Pick out all lines with the word "this" from the records that follow.

* Start INPUT ROWS *

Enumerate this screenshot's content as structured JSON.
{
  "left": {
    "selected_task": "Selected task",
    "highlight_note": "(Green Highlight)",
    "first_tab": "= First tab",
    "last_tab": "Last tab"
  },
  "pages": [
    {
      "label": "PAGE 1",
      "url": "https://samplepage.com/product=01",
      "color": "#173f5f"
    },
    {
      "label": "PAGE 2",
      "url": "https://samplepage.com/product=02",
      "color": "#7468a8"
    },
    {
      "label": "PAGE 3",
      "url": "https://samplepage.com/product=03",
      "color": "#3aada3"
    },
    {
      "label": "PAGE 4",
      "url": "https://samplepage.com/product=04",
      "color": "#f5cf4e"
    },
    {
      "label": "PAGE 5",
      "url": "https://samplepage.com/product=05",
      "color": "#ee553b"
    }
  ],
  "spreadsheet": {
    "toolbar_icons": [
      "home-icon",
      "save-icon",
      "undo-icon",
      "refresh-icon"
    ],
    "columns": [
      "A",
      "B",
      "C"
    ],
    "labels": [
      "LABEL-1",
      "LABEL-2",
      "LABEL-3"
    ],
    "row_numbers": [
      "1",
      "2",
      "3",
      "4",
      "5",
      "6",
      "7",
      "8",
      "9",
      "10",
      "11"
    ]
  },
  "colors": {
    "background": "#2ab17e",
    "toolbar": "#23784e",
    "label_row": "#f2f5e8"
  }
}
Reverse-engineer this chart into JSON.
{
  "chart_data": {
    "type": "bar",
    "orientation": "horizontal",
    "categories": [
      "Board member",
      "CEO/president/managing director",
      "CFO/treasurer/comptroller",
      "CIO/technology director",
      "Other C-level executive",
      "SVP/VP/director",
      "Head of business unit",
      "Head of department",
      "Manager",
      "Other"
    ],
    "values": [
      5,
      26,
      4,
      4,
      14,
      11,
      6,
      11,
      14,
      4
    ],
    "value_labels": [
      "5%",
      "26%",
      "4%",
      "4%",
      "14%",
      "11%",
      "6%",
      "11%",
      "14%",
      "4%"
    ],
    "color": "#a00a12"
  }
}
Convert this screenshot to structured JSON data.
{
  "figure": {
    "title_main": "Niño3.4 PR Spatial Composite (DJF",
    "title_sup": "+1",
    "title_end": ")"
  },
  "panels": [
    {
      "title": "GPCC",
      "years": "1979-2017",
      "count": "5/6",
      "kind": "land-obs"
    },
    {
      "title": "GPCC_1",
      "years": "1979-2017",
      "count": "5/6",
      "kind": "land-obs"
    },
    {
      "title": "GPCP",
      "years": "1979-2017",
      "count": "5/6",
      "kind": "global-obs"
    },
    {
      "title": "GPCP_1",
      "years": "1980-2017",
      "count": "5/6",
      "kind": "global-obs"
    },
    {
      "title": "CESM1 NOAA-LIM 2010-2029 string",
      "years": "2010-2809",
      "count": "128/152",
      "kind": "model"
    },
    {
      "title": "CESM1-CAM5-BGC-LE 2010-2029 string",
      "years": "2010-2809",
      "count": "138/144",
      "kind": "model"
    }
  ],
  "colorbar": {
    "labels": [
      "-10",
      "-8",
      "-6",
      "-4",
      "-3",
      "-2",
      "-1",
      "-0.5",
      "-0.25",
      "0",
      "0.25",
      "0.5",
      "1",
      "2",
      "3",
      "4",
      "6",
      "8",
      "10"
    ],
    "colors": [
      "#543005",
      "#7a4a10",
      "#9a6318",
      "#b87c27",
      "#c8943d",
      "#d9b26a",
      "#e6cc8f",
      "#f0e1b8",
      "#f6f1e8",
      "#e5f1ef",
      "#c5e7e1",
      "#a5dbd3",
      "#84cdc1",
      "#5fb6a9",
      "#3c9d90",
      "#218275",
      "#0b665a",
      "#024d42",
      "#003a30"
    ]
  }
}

* End INPUT ROWS *

- [FULL ANSWER]:
Enumerate this screenshot's content as structured JSON.
Reverse-engineer this chart into JSON.
Convert this screenshot to structured JSON data.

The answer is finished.